------ INPUT RECORDS

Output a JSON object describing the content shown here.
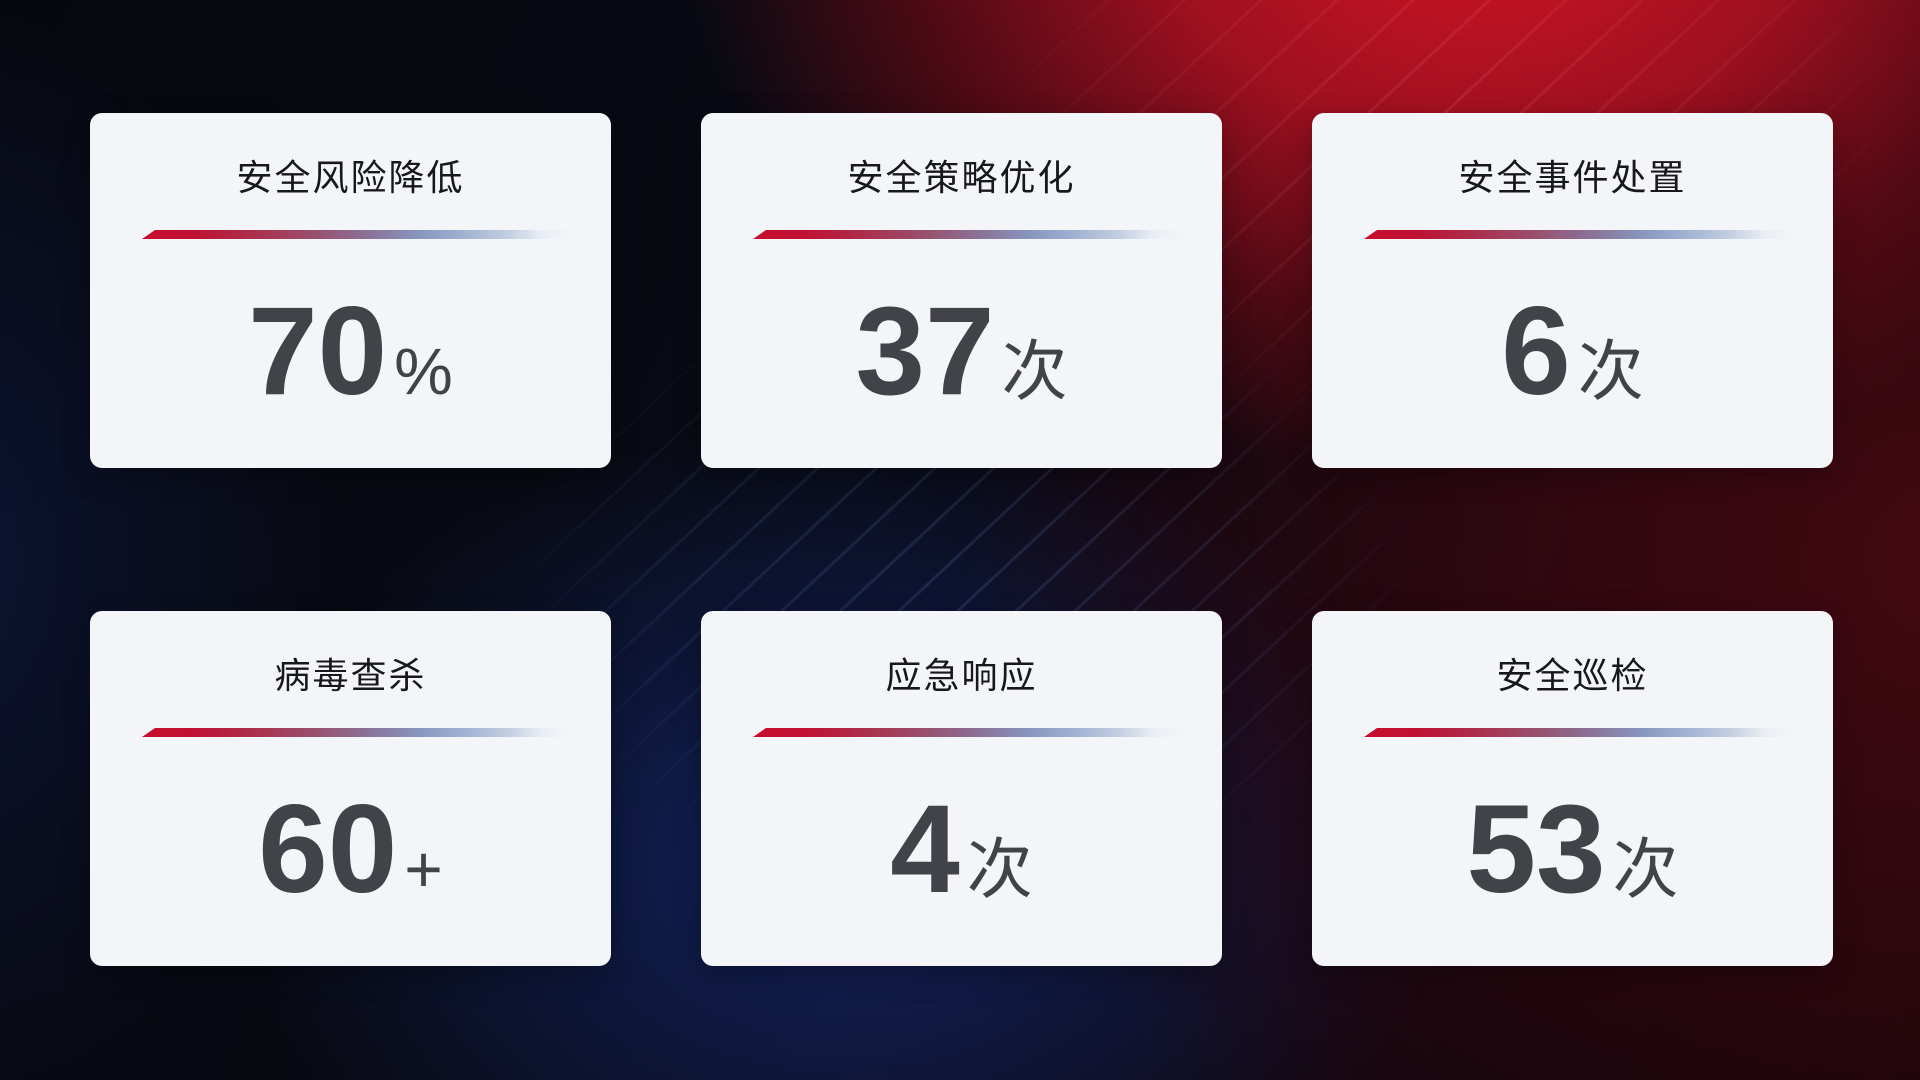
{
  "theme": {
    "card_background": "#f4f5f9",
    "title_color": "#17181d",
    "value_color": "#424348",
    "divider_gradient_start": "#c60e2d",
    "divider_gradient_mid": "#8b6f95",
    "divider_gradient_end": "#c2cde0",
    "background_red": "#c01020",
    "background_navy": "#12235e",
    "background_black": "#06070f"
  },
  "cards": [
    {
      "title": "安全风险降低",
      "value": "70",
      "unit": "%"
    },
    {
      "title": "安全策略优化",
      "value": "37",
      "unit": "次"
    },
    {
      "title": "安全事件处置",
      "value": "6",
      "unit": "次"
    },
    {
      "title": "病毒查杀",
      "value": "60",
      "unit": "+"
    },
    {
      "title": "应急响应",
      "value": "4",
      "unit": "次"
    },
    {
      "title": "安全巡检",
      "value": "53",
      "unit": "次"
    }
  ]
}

------------

▸ CHALLENGE:
Using the records above, retype everything exactly except the pictures.

▸ WRITTEN ANSWER:
Output a JSON object describing the content shown here.
{
  "theme": {
    "card_background": "#f4f5f9",
    "title_color": "#17181d",
    "value_color": "#424348",
    "divider_gradient_start": "#c60e2d",
    "divider_gradient_mid": "#8b6f95",
    "divider_gradient_end": "#c2cde0",
    "background_red": "#c01020",
    "background_navy": "#12235e",
    "background_black": "#06070f"
  },
  "cards": [
    {
      "title": "安全风险降低",
      "value": "70",
      "unit": "%"
    },
    {
      "title": "安全策略优化",
      "value": "37",
      "unit": "次"
    },
    {
      "title": "安全事件处置",
      "value": "6",
      "unit": "次"
    },
    {
      "title": "病毒查杀",
      "value": "60",
      "unit": "+"
    },
    {
      "title": "应急响应",
      "value": "4",
      "unit": "次"
    },
    {
      "title": "安全巡检",
      "value": "53",
      "unit": "次"
    }
  ]
}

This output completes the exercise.